--- THE PROBLEM ---
Extract each line containing the string "localhost".

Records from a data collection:
------------

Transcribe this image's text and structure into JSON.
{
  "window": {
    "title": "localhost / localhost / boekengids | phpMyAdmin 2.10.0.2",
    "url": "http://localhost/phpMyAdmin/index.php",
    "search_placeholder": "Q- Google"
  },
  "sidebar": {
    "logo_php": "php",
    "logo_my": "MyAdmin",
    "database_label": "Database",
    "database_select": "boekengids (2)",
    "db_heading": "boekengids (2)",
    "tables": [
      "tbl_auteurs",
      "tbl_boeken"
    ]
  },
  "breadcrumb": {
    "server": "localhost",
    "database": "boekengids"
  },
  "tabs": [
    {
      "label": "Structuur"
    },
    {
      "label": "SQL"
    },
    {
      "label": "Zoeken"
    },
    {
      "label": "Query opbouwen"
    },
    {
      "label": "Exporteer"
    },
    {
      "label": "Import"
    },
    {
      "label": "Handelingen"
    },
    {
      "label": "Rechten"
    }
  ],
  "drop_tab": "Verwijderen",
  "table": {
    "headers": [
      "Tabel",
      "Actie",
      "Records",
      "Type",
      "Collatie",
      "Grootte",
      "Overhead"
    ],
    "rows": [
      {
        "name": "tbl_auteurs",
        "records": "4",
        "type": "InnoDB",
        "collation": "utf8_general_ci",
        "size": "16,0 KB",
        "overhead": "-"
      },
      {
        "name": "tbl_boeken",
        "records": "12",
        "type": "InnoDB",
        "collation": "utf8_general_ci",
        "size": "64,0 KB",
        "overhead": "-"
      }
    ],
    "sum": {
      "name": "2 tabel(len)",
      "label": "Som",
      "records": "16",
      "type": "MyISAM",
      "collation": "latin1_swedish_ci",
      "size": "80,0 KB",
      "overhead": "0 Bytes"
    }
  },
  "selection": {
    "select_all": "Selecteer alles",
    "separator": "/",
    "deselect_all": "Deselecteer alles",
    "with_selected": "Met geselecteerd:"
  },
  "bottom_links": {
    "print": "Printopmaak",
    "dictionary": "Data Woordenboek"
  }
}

------------

--- RESULT FOR THIS TASK ---
    "title": "localhost / localhost / boekengids | phpMyAdmin 2.10.0.2",
    "url": "http://localhost/phpMyAdmin/index.php",
    "server": "localhost",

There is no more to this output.